▸ SET PROBLEM:
Count every line in the entries that contains "this". Report that count alone.

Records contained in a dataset
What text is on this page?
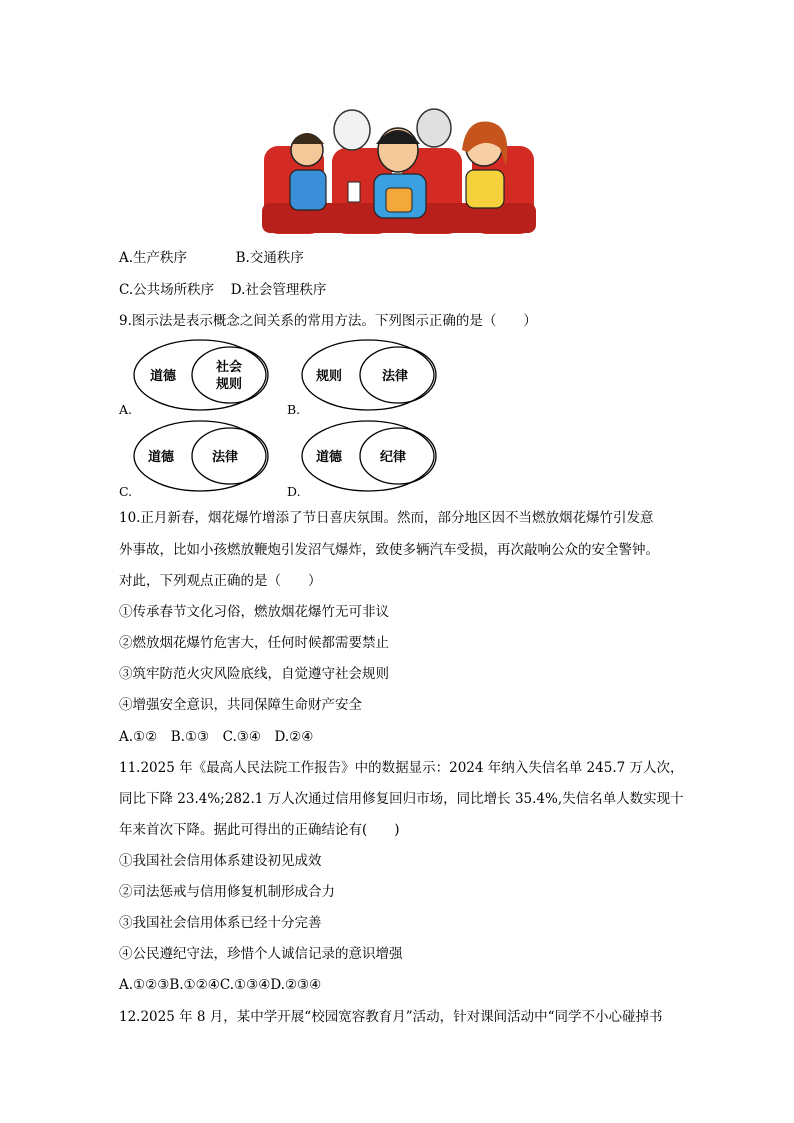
A.生产秩序	B.交通秩序
C.公共场所秩序 D.社会管理秩序
9.图示法是表示概念之间关系的常用方法。下列图示正确的是（　　）
道德
社会
规则
A.
规则	法律
B.
道德	法律
C.
道德	纪律
D.
10.正月新春，烟花爆竹增添了节日喜庆氛围。然而，部分地区因不当燃放烟花爆竹引发意
外事故，比如小孩燃放鞭炮引发沼气爆炸，致使多辆汽车受损，再次敲响公众的安全警钟。
对此，下列观点正确的是（　　）
①传承春节文化习俗，燃放烟花爆竹无可非议
②燃放烟花爆竹危害大，任何时候都需要禁止
③筑牢防范火灾风险底线，自觉遵守社会规则
④增强安全意识，共同保障生命财产安全
A.①②　B.①③　C.③④　D.②④
11.2025 年《最高人民法院工作报告》中的数据显示：2024 年纳入失信名单 245.7 万人次，
同比下降 23.4%;282.1 万人次通过信用修复回归市场，同比增长 35.4%,失信名单人数实现十
年来首次下降。据此可得出的正确结论有(　　)
①我国社会信用体系建设初见成效
②司法惩戒与信用修复机制形成合力
③我国社会信用体系已经十分完善
④公民遵纪守法，珍惜个人诚信记录的意识增强
A.①②③B.①②④C.①③④D.②③④
12.2025 年 8 月，某中学开展“校园宽容教育月”活动，针对课间活动中“同学不小心碰掉书
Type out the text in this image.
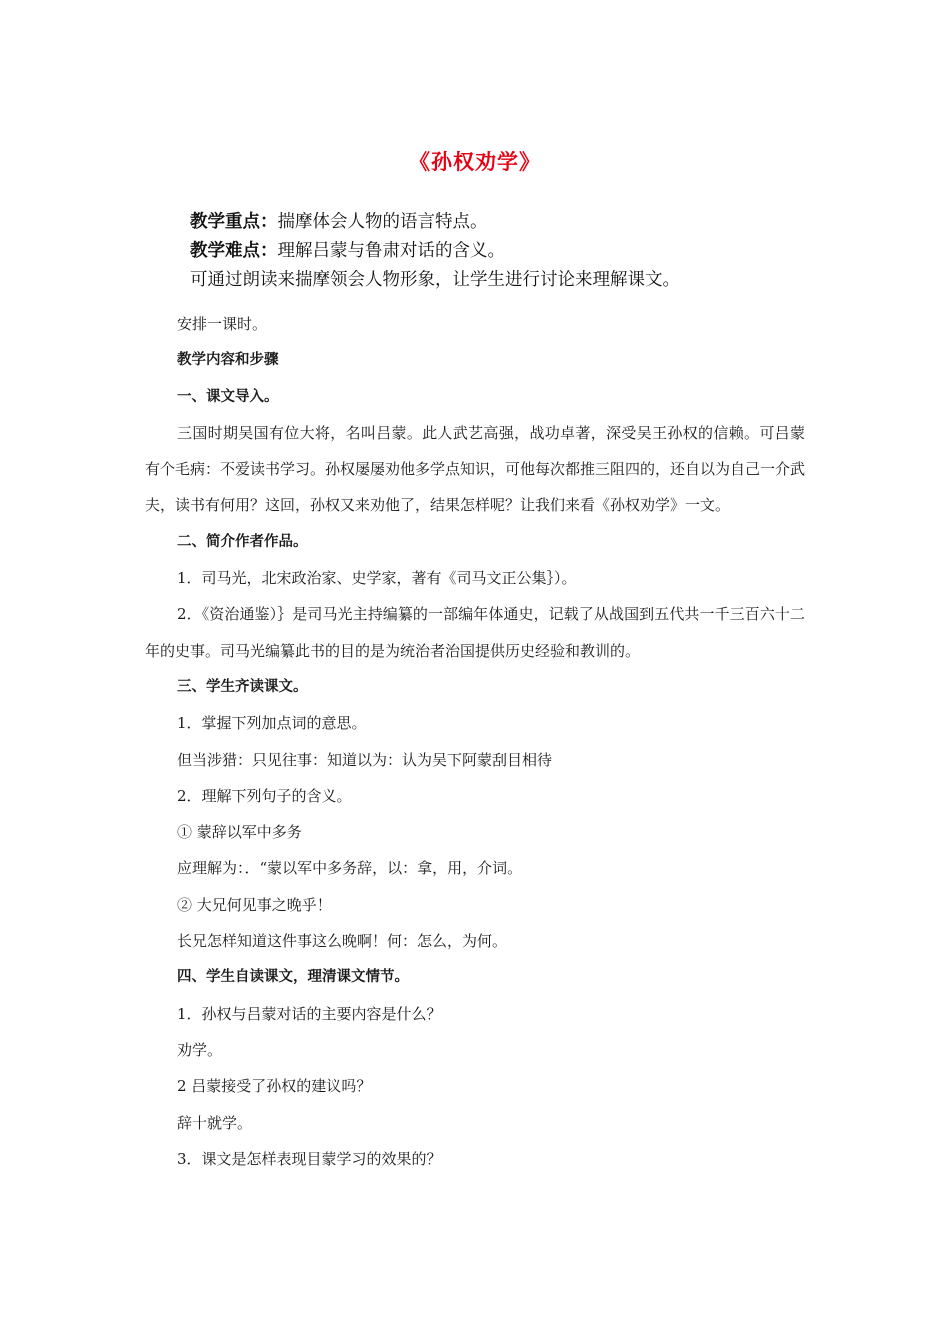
《孙权劝学》
教学重点：揣摩体会人物的语言特点。
教学难点：理解吕蒙与鲁肃对话的含义。
可通过朗读来揣摩领会人物形象，让学生进行讨论来理解课文。

安排一课时。

教学内容和步骤

一、课文导入。

三国时期吴国有位大将，名叫吕蒙。此人武艺高强，战功卓著，深受吴王孙权的信赖。可吕蒙有个毛病：不爱读书学习。孙权屡屡劝他多学点知识，可他每次都推三阻四的，还自以为自己一介武夫，读书有何用？这回，孙权又来劝他了，结果怎样呢？让我们来看《孙权劝学》一文。

二、简介作者作品。

1．司马光，北宋政治家、史学家，著有《司马文正公集｝）。

2．《资治通鉴）｝是司马光主持编纂的一部编年体通史，记载了从战国到五代共一千三百六十二年的史事。司马光编纂此书的目的是为统治者治国提供历史经验和教训的。

三、学生齐读课文。

1．掌握下列加点词的意思。

但当涉猎：只见往事：知道以为：认为吴下阿蒙刮目相待

2．理解下列句子的含义。

① 蒙辞以军中多务

应理解为：．“蒙以军中多务辞，以：拿，用，介词。

② 大兄何见事之晚乎！

长兄怎样知道这件事这么晚啊！何：怎么，为何。

四、学生自读课文，理清课文情节。

1．孙权与吕蒙对话的主要内容是什么？

劝学。

2 吕蒙接受了孙权的建议吗？

辞十就学。

3．课文是怎样表现目蒙学习的效果的？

▸ CORRECT RESPONSE:
2